>> begin
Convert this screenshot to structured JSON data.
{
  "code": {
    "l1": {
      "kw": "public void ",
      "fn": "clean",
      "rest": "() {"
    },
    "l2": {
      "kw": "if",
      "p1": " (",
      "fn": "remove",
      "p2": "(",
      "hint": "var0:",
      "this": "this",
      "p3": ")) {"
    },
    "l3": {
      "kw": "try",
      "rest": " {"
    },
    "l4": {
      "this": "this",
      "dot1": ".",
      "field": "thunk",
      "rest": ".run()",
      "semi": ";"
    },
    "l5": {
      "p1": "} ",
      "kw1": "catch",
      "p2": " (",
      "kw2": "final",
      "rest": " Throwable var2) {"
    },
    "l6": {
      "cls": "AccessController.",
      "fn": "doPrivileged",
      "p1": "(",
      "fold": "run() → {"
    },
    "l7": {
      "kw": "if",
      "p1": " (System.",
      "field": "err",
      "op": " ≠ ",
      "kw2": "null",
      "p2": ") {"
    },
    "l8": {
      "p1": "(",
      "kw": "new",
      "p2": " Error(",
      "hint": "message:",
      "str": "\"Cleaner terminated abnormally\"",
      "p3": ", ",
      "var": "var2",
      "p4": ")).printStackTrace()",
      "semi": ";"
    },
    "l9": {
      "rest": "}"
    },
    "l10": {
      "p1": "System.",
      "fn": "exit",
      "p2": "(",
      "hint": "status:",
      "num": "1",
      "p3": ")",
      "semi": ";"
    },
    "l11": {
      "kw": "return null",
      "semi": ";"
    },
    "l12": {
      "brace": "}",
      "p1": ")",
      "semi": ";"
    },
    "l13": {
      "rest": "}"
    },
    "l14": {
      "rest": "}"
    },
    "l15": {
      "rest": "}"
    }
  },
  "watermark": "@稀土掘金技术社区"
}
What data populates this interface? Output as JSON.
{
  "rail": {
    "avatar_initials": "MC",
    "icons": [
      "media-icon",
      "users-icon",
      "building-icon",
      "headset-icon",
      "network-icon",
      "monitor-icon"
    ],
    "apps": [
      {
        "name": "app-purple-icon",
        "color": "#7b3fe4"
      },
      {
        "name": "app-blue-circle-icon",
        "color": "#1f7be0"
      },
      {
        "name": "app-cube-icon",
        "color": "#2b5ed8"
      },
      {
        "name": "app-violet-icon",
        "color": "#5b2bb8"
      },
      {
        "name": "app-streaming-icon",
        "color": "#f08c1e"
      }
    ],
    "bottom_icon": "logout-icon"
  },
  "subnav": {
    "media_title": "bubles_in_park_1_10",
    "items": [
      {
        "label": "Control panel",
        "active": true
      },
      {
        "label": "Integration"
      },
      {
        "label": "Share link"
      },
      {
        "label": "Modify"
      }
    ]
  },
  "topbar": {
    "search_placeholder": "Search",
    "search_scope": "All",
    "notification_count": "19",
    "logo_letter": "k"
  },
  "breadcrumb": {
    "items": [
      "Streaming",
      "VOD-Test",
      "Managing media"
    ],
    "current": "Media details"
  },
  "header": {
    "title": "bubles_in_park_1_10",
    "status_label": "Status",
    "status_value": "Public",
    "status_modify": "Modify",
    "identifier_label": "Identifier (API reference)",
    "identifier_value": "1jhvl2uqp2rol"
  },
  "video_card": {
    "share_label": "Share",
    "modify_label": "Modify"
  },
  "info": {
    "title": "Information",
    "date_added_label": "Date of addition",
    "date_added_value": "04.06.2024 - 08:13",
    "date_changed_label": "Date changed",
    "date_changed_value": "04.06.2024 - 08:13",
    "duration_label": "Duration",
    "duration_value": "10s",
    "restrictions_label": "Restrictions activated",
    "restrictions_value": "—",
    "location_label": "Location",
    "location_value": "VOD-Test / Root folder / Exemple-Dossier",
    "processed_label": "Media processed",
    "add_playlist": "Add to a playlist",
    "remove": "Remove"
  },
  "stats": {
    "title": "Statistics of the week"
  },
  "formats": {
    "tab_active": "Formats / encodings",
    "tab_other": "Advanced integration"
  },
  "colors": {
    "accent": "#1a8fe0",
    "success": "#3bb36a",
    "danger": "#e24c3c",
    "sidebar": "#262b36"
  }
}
>> end
§ **To be done**:
Please output the complete data exactly.

§ **Exercise output**:
Convert this screenshot to structured JSON data.
{
  "code": {
    "l1": {
      "kw": "public void ",
      "fn": "clean",
      "rest": "() {"
    },
    "l2": {
      "kw": "if",
      "p1": " (",
      "fn": "remove",
      "p2": "(",
      "hint": "var0:",
      "this": "this",
      "p3": ")) {"
    },
    "l3": {
      "kw": "try",
      "rest": " {"
    },
    "l4": {
      "this": "this",
      "dot1": ".",
      "field": "thunk",
      "rest": ".run()",
      "semi": ";"
    },
    "l5": {
      "p1": "} ",
      "kw1": "catch",
      "p2": " (",
      "kw2": "final",
      "rest": " Throwable var2) {"
    },
    "l6": {
      "cls": "AccessController.",
      "fn": "doPrivileged",
      "p1": "(",
      "fold": "run() → {"
    },
    "l7": {
      "kw": "if",
      "p1": " (System.",
      "field": "err",
      "op": " ≠ ",
      "kw2": "null",
      "p2": ") {"
    },
    "l8": {
      "p1": "(",
      "kw": "new",
      "p2": " Error(",
      "hint": "message:",
      "str": "\"Cleaner terminated abnormally\"",
      "p3": ", ",
      "var": "var2",
      "p4": ")).printStackTrace()",
      "semi": ";"
    },
    "l9": {
      "rest": "}"
    },
    "l10": {
      "p1": "System.",
      "fn": "exit",
      "p2": "(",
      "hint": "status:",
      "num": "1",
      "p3": ")",
      "semi": ";"
    },
    "l11": {
      "kw": "return null",
      "semi": ";"
    },
    "l12": {
      "brace": "}",
      "p1": ")",
      "semi": ";"
    },
    "l13": {
      "rest": "}"
    },
    "l14": {
      "rest": "}"
    },
    "l15": {
      "rest": "}"
    }
  },
  "watermark": "@稀土掘金技术社区"
}
What data populates this interface? Output as JSON.
{
  "rail": {
    "avatar_initials": "MC",
    "icons": [
      "media-icon",
      "users-icon",
      "building-icon",
      "headset-icon",
      "network-icon",
      "monitor-icon"
    ],
    "apps": [
      {
        "name": "app-purple-icon",
        "color": "#7b3fe4"
      },
      {
        "name": "app-blue-circle-icon",
        "color": "#1f7be0"
      },
      {
        "name": "app-cube-icon",
        "color": "#2b5ed8"
      },
      {
        "name": "app-violet-icon",
        "color": "#5b2bb8"
      },
      {
        "name": "app-streaming-icon",
        "color": "#f08c1e"
      }
    ],
    "bottom_icon": "logout-icon"
  },
  "subnav": {
    "media_title": "bubles_in_park_1_10",
    "items": [
      {
        "label": "Control panel",
        "active": true
      },
      {
        "label": "Integration"
      },
      {
        "label": "Share link"
      },
      {
        "label": "Modify"
      }
    ]
  },
  "topbar": {
    "search_placeholder": "Search",
    "search_scope": "All",
    "notification_count": "19",
    "logo_letter": "k"
  },
  "breadcrumb": {
    "items": [
      "Streaming",
      "VOD-Test",
      "Managing media"
    ],
    "current": "Media details"
  },
  "header": {
    "title": "bubles_in_park_1_10",
    "status_label": "Status",
    "status_value": "Public",
    "status_modify": "Modify",
    "identifier_label": "Identifier (API reference)",
    "identifier_value": "1jhvl2uqp2rol"
  },
  "video_card": {
    "share_label": "Share",
    "modify_label": "Modify"
  },
  "info": {
    "title": "Information",
    "date_added_label": "Date of addition",
    "date_added_value": "04.06.2024 - 08:13",
    "date_changed_label": "Date changed",
    "date_changed_value": "04.06.2024 - 08:13",
    "duration_label": "Duration",
    "duration_value": "10s",
    "restrictions_label": "Restrictions activated",
    "restrictions_value": "—",
    "location_label": "Location",
    "location_value": "VOD-Test / Root folder / Exemple-Dossier",
    "processed_label": "Media processed",
    "add_playlist": "Add to a playlist",
    "remove": "Remove"
  },
  "stats": {
    "title": "Statistics of the week"
  },
  "formats": {
    "tab_active": "Formats / encodings",
    "tab_other": "Advanced integration"
  },
  "colors": {
    "accent": "#1a8fe0",
    "success": "#3bb36a",
    "danger": "#e24c3c",
    "sidebar": "#262b36"
  }
}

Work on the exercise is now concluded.